### Description of the task:
Wherever the string "Filter" appears in a line, extract that line.

----- Exercise input

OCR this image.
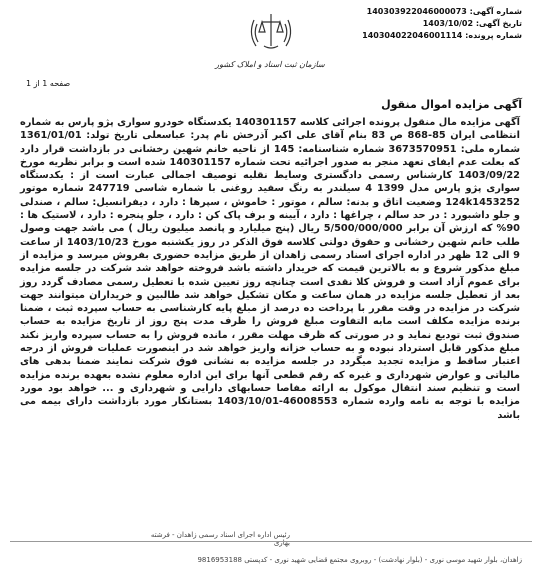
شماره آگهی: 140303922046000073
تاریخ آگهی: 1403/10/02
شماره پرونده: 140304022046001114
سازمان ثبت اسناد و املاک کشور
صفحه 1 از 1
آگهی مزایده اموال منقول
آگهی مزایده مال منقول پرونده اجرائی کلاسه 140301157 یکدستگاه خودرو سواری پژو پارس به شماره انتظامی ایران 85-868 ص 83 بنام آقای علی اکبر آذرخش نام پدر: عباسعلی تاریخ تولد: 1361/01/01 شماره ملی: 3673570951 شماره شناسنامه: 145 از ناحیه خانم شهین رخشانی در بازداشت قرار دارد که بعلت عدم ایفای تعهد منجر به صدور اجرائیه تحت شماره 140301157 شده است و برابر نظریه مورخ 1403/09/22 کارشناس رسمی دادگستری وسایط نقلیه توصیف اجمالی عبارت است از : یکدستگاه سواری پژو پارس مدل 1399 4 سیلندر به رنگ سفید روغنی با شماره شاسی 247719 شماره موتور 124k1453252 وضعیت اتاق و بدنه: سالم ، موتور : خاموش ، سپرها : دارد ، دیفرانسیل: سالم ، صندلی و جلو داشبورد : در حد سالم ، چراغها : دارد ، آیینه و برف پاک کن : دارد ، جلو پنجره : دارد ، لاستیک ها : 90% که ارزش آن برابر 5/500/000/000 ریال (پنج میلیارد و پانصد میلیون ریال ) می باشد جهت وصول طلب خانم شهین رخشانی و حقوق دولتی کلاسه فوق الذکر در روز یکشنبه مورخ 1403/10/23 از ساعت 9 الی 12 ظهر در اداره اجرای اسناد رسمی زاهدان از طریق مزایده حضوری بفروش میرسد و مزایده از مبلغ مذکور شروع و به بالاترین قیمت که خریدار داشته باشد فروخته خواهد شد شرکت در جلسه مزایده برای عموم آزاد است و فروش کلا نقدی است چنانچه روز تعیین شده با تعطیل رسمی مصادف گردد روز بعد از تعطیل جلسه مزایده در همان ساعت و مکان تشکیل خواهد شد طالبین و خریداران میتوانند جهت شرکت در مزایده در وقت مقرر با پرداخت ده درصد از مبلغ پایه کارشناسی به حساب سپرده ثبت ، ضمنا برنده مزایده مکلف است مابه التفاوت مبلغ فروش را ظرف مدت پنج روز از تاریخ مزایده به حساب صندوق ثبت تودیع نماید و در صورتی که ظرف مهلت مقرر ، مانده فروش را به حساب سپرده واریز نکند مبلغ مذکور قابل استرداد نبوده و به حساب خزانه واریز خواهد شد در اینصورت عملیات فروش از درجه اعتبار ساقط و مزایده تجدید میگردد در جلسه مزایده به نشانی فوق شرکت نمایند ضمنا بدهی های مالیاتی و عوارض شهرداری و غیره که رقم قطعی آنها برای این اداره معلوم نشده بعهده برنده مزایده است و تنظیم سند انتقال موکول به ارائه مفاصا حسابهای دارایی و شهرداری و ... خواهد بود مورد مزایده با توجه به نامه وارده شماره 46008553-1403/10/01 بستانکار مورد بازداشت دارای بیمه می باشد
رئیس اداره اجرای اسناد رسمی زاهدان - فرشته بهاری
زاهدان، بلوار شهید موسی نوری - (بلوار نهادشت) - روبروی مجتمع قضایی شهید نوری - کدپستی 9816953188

----------
----- Exercise input

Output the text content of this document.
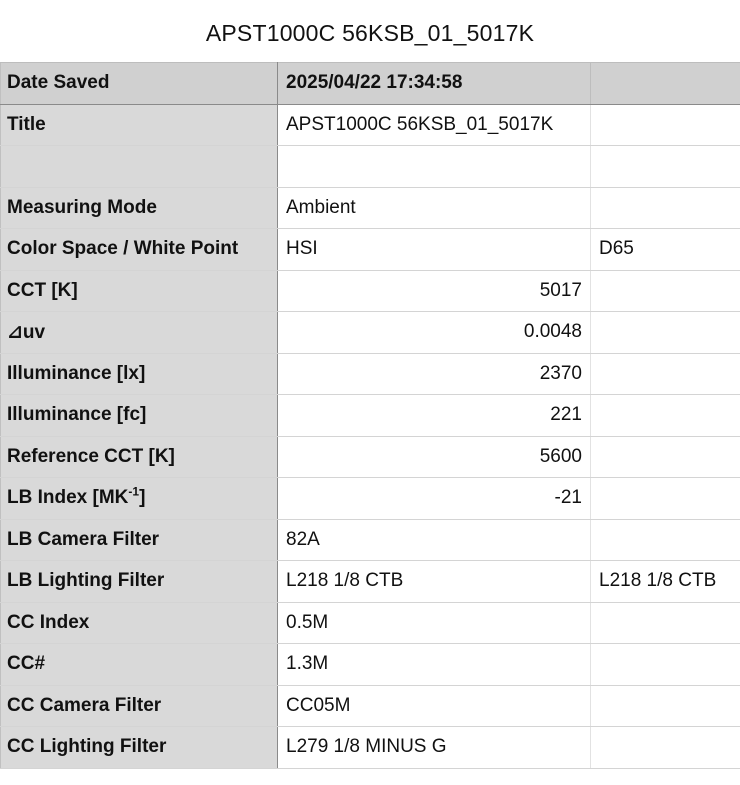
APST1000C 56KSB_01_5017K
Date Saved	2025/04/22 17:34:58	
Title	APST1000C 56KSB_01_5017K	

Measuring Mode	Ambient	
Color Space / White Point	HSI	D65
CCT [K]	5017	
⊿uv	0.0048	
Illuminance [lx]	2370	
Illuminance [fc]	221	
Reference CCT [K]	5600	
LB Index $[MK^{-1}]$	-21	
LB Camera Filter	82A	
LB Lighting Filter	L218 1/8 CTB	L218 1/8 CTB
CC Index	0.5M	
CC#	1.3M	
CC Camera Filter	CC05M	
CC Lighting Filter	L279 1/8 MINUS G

----------

### Solved problem:
LB Camera Filter	82A	
LB Lighting Filter	L218 1/8 CTB	L218 1/8 CTB
CC Camera Filter	CC05M	
CC Lighting Filter	L279 1/8 MINUS G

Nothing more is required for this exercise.